Challenge
Look at the entries below and reproduce them exactly.

** start of Task input **

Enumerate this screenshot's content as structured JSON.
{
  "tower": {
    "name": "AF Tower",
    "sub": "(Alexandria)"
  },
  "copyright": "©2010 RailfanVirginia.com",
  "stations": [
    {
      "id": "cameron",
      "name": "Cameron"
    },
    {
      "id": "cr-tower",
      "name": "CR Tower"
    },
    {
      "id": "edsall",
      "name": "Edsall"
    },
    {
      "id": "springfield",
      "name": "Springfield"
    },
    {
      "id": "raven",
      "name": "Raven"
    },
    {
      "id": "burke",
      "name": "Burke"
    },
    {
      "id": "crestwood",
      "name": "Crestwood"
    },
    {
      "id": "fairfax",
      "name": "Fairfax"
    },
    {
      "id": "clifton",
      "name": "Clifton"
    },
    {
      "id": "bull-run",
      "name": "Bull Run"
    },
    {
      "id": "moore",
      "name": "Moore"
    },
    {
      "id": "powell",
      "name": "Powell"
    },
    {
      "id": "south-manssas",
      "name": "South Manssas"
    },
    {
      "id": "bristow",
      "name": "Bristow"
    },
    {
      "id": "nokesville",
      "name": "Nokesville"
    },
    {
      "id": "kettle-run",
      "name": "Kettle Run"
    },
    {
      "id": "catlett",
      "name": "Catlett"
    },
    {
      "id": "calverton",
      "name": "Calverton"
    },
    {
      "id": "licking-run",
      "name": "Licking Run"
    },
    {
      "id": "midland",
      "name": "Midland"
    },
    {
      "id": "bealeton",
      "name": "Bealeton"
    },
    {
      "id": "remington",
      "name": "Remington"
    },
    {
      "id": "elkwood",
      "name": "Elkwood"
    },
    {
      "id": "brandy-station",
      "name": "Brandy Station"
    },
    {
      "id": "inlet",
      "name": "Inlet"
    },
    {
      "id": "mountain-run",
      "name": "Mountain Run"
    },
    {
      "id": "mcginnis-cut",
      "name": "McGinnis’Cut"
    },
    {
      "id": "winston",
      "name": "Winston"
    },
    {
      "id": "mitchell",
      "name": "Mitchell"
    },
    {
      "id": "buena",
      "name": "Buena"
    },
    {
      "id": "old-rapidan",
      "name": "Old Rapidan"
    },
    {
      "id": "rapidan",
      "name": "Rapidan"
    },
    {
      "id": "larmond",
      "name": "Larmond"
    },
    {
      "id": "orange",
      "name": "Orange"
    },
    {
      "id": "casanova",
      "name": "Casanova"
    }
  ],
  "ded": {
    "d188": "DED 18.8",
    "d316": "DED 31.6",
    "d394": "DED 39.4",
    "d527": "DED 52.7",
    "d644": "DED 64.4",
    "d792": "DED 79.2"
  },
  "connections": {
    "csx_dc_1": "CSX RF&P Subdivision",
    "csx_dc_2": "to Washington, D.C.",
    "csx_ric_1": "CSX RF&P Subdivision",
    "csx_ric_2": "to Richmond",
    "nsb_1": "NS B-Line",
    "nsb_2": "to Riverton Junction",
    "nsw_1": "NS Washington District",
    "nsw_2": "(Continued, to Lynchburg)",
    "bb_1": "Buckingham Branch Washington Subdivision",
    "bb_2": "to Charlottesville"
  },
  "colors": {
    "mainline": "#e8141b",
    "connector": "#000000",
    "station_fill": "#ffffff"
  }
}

** end of Task input **

Written reply
Enumerate this screenshot's content as structured JSON.
{
  "tower": {
    "name": "AF Tower",
    "sub": "(Alexandria)"
  },
  "copyright": "©2010 RailfanVirginia.com",
  "stations": [
    {
      "id": "cameron",
      "name": "Cameron"
    },
    {
      "id": "cr-tower",
      "name": "CR Tower"
    },
    {
      "id": "edsall",
      "name": "Edsall"
    },
    {
      "id": "springfield",
      "name": "Springfield"
    },
    {
      "id": "raven",
      "name": "Raven"
    },
    {
      "id": "burke",
      "name": "Burke"
    },
    {
      "id": "crestwood",
      "name": "Crestwood"
    },
    {
      "id": "fairfax",
      "name": "Fairfax"
    },
    {
      "id": "clifton",
      "name": "Clifton"
    },
    {
      "id": "bull-run",
      "name": "Bull Run"
    },
    {
      "id": "moore",
      "name": "Moore"
    },
    {
      "id": "powell",
      "name": "Powell"
    },
    {
      "id": "south-manssas",
      "name": "South Manssas"
    },
    {
      "id": "bristow",
      "name": "Bristow"
    },
    {
      "id": "nokesville",
      "name": "Nokesville"
    },
    {
      "id": "kettle-run",
      "name": "Kettle Run"
    },
    {
      "id": "catlett",
      "name": "Catlett"
    },
    {
      "id": "calverton",
      "name": "Calverton"
    },
    {
      "id": "licking-run",
      "name": "Licking Run"
    },
    {
      "id": "midland",
      "name": "Midland"
    },
    {
      "id": "bealeton",
      "name": "Bealeton"
    },
    {
      "id": "remington",
      "name": "Remington"
    },
    {
      "id": "elkwood",
      "name": "Elkwood"
    },
    {
      "id": "brandy-station",
      "name": "Brandy Station"
    },
    {
      "id": "inlet",
      "name": "Inlet"
    },
    {
      "id": "mountain-run",
      "name": "Mountain Run"
    },
    {
      "id": "mcginnis-cut",
      "name": "McGinnis’Cut"
    },
    {
      "id": "winston",
      "name": "Winston"
    },
    {
      "id": "mitchell",
      "name": "Mitchell"
    },
    {
      "id": "buena",
      "name": "Buena"
    },
    {
      "id": "old-rapidan",
      "name": "Old Rapidan"
    },
    {
      "id": "rapidan",
      "name": "Rapidan"
    },
    {
      "id": "larmond",
      "name": "Larmond"
    },
    {
      "id": "orange",
      "name": "Orange"
    },
    {
      "id": "casanova",
      "name": "Casanova"
    }
  ],
  "ded": {
    "d188": "DED 18.8",
    "d316": "DED 31.6",
    "d394": "DED 39.4",
    "d527": "DED 52.7",
    "d644": "DED 64.4",
    "d792": "DED 79.2"
  },
  "connections": {
    "csx_dc_1": "CSX RF&P Subdivision",
    "csx_dc_2": "to Washington, D.C.",
    "csx_ric_1": "CSX RF&P Subdivision",
    "csx_ric_2": "to Richmond",
    "nsb_1": "NS B-Line",
    "nsb_2": "to Riverton Junction",
    "nsw_1": "NS Washington District",
    "nsw_2": "(Continued, to Lynchburg)",
    "bb_1": "Buckingham Branch Washington Subdivision",
    "bb_2": "to Charlottesville"
  },
  "colors": {
    "mainline": "#e8141b",
    "connector": "#000000",
    "station_fill": "#ffffff"
  }
}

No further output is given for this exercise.